What is expected - Repeat the listing that follows, character for character, minus the pictures.

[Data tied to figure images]
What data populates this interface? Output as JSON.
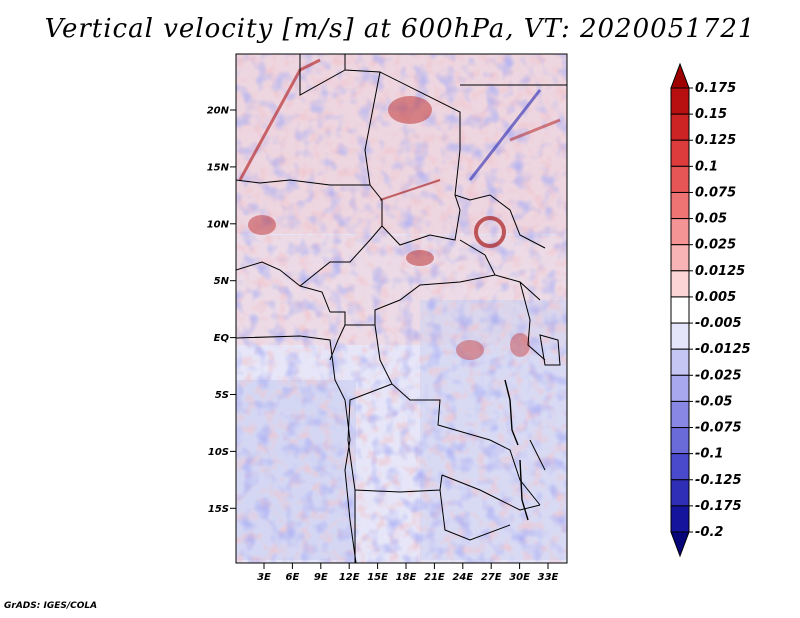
{
  "title": "Vertical velocity [m/s] at 600hPa, VT: 2020051721",
  "footer": "GrADS: IGES/COLA",
  "map": {
    "lat_labels": [
      "20N",
      "15N",
      "10N",
      "5N",
      "EQ",
      "5S",
      "10S",
      "15S"
    ],
    "lon_labels": [
      "3E",
      "6E",
      "9E",
      "12E",
      "15E",
      "18E",
      "21E",
      "24E",
      "27E",
      "30E",
      "33E"
    ]
  },
  "colorbar": {
    "levels": [
      "0.175",
      "0.15",
      "0.125",
      "0.1",
      "0.075",
      "0.05",
      "0.025",
      "0.0125",
      "0.005",
      "-0.005",
      "-0.0125",
      "-0.025",
      "-0.05",
      "-0.075",
      "-0.1",
      "-0.125",
      "-0.175",
      "-0.2"
    ],
    "colors": [
      "#9e0000",
      "#b81010",
      "#cc2424",
      "#dc3c3c",
      "#e65656",
      "#ee7474",
      "#f49494",
      "#f8b4b4",
      "#fcd6d6",
      "#ffffff",
      "#e4e4fa",
      "#c6c6f4",
      "#a8a8ee",
      "#8888e4",
      "#6a6ad8",
      "#4a4acc",
      "#2e2eb6",
      "#14149c",
      "#06067a"
    ]
  }
}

Exercise output -
What data populates this interface? Output as JSON.
{
  "title": "Vertical velocity [m/s] at 600hPa, VT: 2020051721",
  "footer": "GrADS: IGES/COLA",
  "map": {
    "lat_labels": [
      "20N",
      "15N",
      "10N",
      "5N",
      "EQ",
      "5S",
      "10S",
      "15S"
    ],
    "lon_labels": [
      "3E",
      "6E",
      "9E",
      "12E",
      "15E",
      "18E",
      "21E",
      "24E",
      "27E",
      "30E",
      "33E"
    ]
  },
  "colorbar": {
    "levels": [
      "0.175",
      "0.15",
      "0.125",
      "0.1",
      "0.075",
      "0.05",
      "0.025",
      "0.0125",
      "0.005",
      "-0.005",
      "-0.0125",
      "-0.025",
      "-0.05",
      "-0.075",
      "-0.1",
      "-0.125",
      "-0.175",
      "-0.2"
    ],
    "colors": [
      "#9e0000",
      "#b81010",
      "#cc2424",
      "#dc3c3c",
      "#e65656",
      "#ee7474",
      "#f49494",
      "#f8b4b4",
      "#fcd6d6",
      "#ffffff",
      "#e4e4fa",
      "#c6c6f4",
      "#a8a8ee",
      "#8888e4",
      "#6a6ad8",
      "#4a4acc",
      "#2e2eb6",
      "#14149c",
      "#06067a"
    ]
  }
}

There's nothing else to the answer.